Work to do: From the listing below, pull out all lines with "structured" in them.

------------------------------------

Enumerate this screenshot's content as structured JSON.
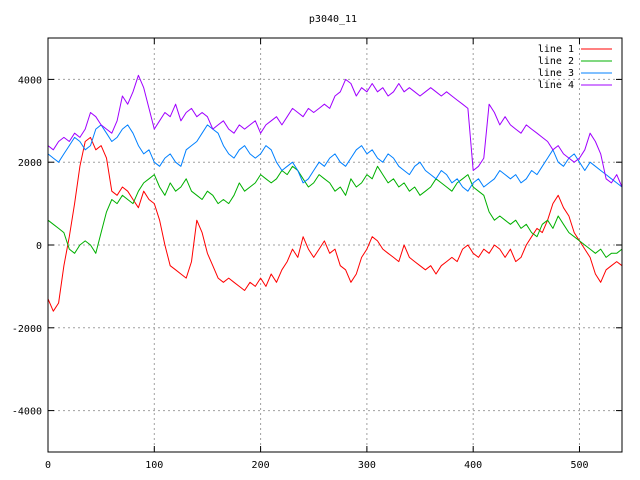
{
  "chart_data": {
    "type": "line",
    "title": "p3040_11",
    "xlabel": "",
    "ylabel": "",
    "xlim": [
      0,
      540
    ],
    "ylim": [
      -5000,
      5000
    ],
    "x_ticks": [
      0,
      100,
      200,
      300,
      400,
      500
    ],
    "y_ticks": [
      -4000,
      -2000,
      0,
      2000,
      4000
    ],
    "grid": true,
    "legend_position": "top-right",
    "series": [
      {
        "name": "line 1",
        "color": "#ff0000",
        "x": [
          0,
          5,
          10,
          15,
          20,
          25,
          30,
          35,
          40,
          45,
          50,
          55,
          60,
          65,
          70,
          75,
          80,
          85,
          90,
          95,
          100,
          105,
          110,
          115,
          120,
          125,
          130,
          135,
          140,
          145,
          150,
          155,
          160,
          165,
          170,
          175,
          180,
          185,
          190,
          195,
          200,
          205,
          210,
          215,
          220,
          225,
          230,
          235,
          240,
          245,
          250,
          255,
          260,
          265,
          270,
          275,
          280,
          285,
          290,
          295,
          300,
          305,
          310,
          315,
          320,
          325,
          330,
          335,
          340,
          345,
          350,
          355,
          360,
          365,
          370,
          375,
          380,
          385,
          390,
          395,
          400,
          405,
          410,
          415,
          420,
          425,
          430,
          435,
          440,
          445,
          450,
          455,
          460,
          465,
          470,
          475,
          480,
          485,
          490,
          495,
          500,
          505,
          510,
          515,
          520,
          525,
          530,
          535,
          540
        ],
        "values": [
          -1300,
          -1600,
          -1400,
          -500,
          200,
          1000,
          1900,
          2500,
          2600,
          2300,
          2400,
          2100,
          1300,
          1200,
          1400,
          1300,
          1100,
          900,
          1300,
          1100,
          1000,
          600,
          0,
          -500,
          -600,
          -700,
          -800,
          -400,
          600,
          300,
          -200,
          -500,
          -800,
          -900,
          -800,
          -900,
          -1000,
          -1100,
          -900,
          -1000,
          -800,
          -1000,
          -700,
          -900,
          -600,
          -400,
          -100,
          -300,
          200,
          -100,
          -300,
          -100,
          100,
          -200,
          -100,
          -500,
          -600,
          -900,
          -700,
          -300,
          -100,
          200,
          100,
          -100,
          -200,
          -300,
          -400,
          0,
          -300,
          -400,
          -500,
          -600,
          -500,
          -700,
          -500,
          -400,
          -300,
          -400,
          -100,
          0,
          -200,
          -300,
          -100,
          -200,
          0,
          -100,
          -300,
          -100,
          -400,
          -300,
          0,
          200,
          400,
          300,
          600,
          1000,
          1200,
          900,
          700,
          300,
          100,
          -100,
          -300,
          -700,
          -900,
          -600,
          -500,
          -400,
          -500
        ]
      },
      {
        "name": "line 2",
        "color": "#00b000",
        "x": [
          0,
          5,
          10,
          15,
          20,
          25,
          30,
          35,
          40,
          45,
          50,
          55,
          60,
          65,
          70,
          75,
          80,
          85,
          90,
          95,
          100,
          105,
          110,
          115,
          120,
          125,
          130,
          135,
          140,
          145,
          150,
          155,
          160,
          165,
          170,
          175,
          180,
          185,
          190,
          195,
          200,
          205,
          210,
          215,
          220,
          225,
          230,
          235,
          240,
          245,
          250,
          255,
          260,
          265,
          270,
          275,
          280,
          285,
          290,
          295,
          300,
          305,
          310,
          315,
          320,
          325,
          330,
          335,
          340,
          345,
          350,
          355,
          360,
          365,
          370,
          375,
          380,
          385,
          390,
          395,
          400,
          405,
          410,
          415,
          420,
          425,
          430,
          435,
          440,
          445,
          450,
          455,
          460,
          465,
          470,
          475,
          480,
          485,
          490,
          495,
          500,
          505,
          510,
          515,
          520,
          525,
          530,
          535,
          540
        ],
        "values": [
          600,
          500,
          400,
          300,
          -100,
          -200,
          0,
          100,
          0,
          -200,
          300,
          800,
          1100,
          1000,
          1200,
          1100,
          1000,
          1300,
          1500,
          1600,
          1700,
          1400,
          1200,
          1500,
          1300,
          1400,
          1600,
          1300,
          1200,
          1100,
          1300,
          1200,
          1000,
          1100,
          1000,
          1200,
          1500,
          1300,
          1400,
          1500,
          1700,
          1600,
          1500,
          1600,
          1800,
          1700,
          1900,
          1800,
          1600,
          1400,
          1500,
          1700,
          1600,
          1500,
          1300,
          1400,
          1200,
          1600,
          1400,
          1500,
          1700,
          1600,
          1900,
          1700,
          1500,
          1600,
          1400,
          1500,
          1300,
          1400,
          1200,
          1300,
          1400,
          1600,
          1500,
          1400,
          1300,
          1500,
          1600,
          1700,
          1400,
          1300,
          1200,
          800,
          600,
          700,
          600,
          500,
          600,
          400,
          500,
          300,
          200,
          500,
          600,
          400,
          700,
          500,
          300,
          200,
          100,
          0,
          -100,
          -200,
          -100,
          -300,
          -200,
          -200,
          -100
        ]
      },
      {
        "name": "line 3",
        "color": "#0080ff",
        "x": [
          0,
          5,
          10,
          15,
          20,
          25,
          30,
          35,
          40,
          45,
          50,
          55,
          60,
          65,
          70,
          75,
          80,
          85,
          90,
          95,
          100,
          105,
          110,
          115,
          120,
          125,
          130,
          135,
          140,
          145,
          150,
          155,
          160,
          165,
          170,
          175,
          180,
          185,
          190,
          195,
          200,
          205,
          210,
          215,
          220,
          225,
          230,
          235,
          240,
          245,
          250,
          255,
          260,
          265,
          270,
          275,
          280,
          285,
          290,
          295,
          300,
          305,
          310,
          315,
          320,
          325,
          330,
          335,
          340,
          345,
          350,
          355,
          360,
          365,
          370,
          375,
          380,
          385,
          390,
          395,
          400,
          405,
          410,
          415,
          420,
          425,
          430,
          435,
          440,
          445,
          450,
          455,
          460,
          465,
          470,
          475,
          480,
          485,
          490,
          495,
          500,
          505,
          510,
          515,
          520,
          525,
          530,
          535,
          540
        ],
        "values": [
          2200,
          2100,
          2000,
          2200,
          2400,
          2600,
          2500,
          2300,
          2400,
          2800,
          2900,
          2700,
          2500,
          2600,
          2800,
          2900,
          2700,
          2400,
          2200,
          2300,
          2000,
          1900,
          2100,
          2200,
          2000,
          1900,
          2300,
          2400,
          2500,
          2700,
          2900,
          2800,
          2700,
          2400,
          2200,
          2100,
          2300,
          2400,
          2200,
          2100,
          2200,
          2400,
          2300,
          2000,
          1800,
          1900,
          2000,
          1800,
          1500,
          1600,
          1800,
          2000,
          1900,
          2100,
          2200,
          2000,
          1900,
          2100,
          2300,
          2400,
          2200,
          2300,
          2100,
          2000,
          2200,
          2100,
          1900,
          1800,
          1700,
          1900,
          2000,
          1800,
          1700,
          1600,
          1800,
          1700,
          1500,
          1600,
          1400,
          1300,
          1500,
          1600,
          1400,
          1500,
          1600,
          1800,
          1700,
          1600,
          1700,
          1500,
          1600,
          1800,
          1700,
          1900,
          2100,
          2300,
          2000,
          1900,
          2100,
          2200,
          2000,
          1800,
          2000,
          1900,
          1800,
          1700,
          1600,
          1500,
          1400
        ]
      },
      {
        "name": "line 4",
        "color": "#a000ff",
        "x": [
          0,
          5,
          10,
          15,
          20,
          25,
          30,
          35,
          40,
          45,
          50,
          55,
          60,
          65,
          70,
          75,
          80,
          85,
          90,
          95,
          100,
          105,
          110,
          115,
          120,
          125,
          130,
          135,
          140,
          145,
          150,
          155,
          160,
          165,
          170,
          175,
          180,
          185,
          190,
          195,
          200,
          205,
          210,
          215,
          220,
          225,
          230,
          235,
          240,
          245,
          250,
          255,
          260,
          265,
          270,
          275,
          280,
          285,
          290,
          295,
          300,
          305,
          310,
          315,
          320,
          325,
          330,
          335,
          340,
          345,
          350,
          355,
          360,
          365,
          370,
          375,
          380,
          385,
          390,
          395,
          400,
          405,
          410,
          415,
          420,
          425,
          430,
          435,
          440,
          445,
          450,
          455,
          460,
          465,
          470,
          475,
          480,
          485,
          490,
          495,
          500,
          505,
          510,
          515,
          520,
          525,
          530,
          535,
          540
        ],
        "values": [
          2400,
          2300,
          2500,
          2600,
          2500,
          2700,
          2600,
          2800,
          3200,
          3100,
          2900,
          2800,
          2700,
          3000,
          3600,
          3400,
          3700,
          4100,
          3800,
          3300,
          2800,
          3000,
          3200,
          3100,
          3400,
          3000,
          3200,
          3300,
          3100,
          3200,
          3100,
          2800,
          2900,
          3000,
          2800,
          2700,
          2900,
          2800,
          2900,
          3000,
          2700,
          2900,
          3000,
          3100,
          2900,
          3100,
          3300,
          3200,
          3100,
          3300,
          3200,
          3300,
          3400,
          3300,
          3600,
          3700,
          4000,
          3900,
          3600,
          3800,
          3700,
          3900,
          3700,
          3800,
          3600,
          3700,
          3900,
          3700,
          3800,
          3700,
          3600,
          3700,
          3800,
          3700,
          3600,
          3700,
          3600,
          3500,
          3400,
          3300,
          1800,
          1900,
          2100,
          3400,
          3200,
          2900,
          3100,
          2900,
          2800,
          2700,
          2900,
          2800,
          2700,
          2600,
          2500,
          2300,
          2400,
          2200,
          2100,
          2000,
          2100,
          2300,
          2700,
          2500,
          2200,
          1600,
          1500,
          1700,
          1400
        ]
      }
    ]
  }
}
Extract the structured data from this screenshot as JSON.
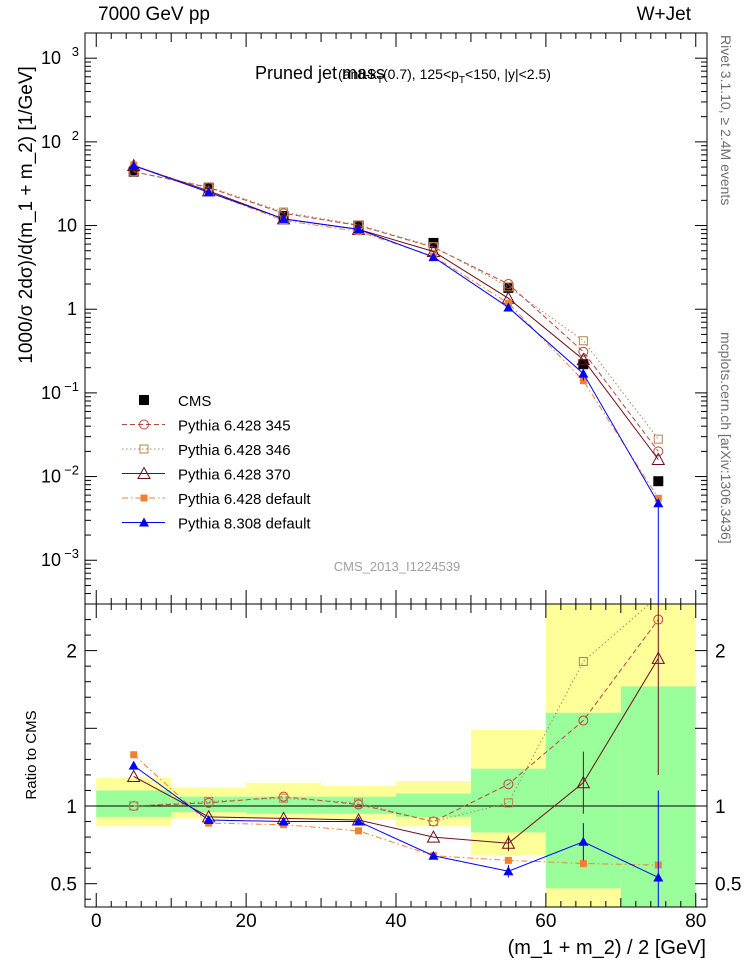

------------------------------------

Answer to the exercise:
Enumerate this screenshot's content as structured JSON.
Extract the structured data from this screenshot as JSON.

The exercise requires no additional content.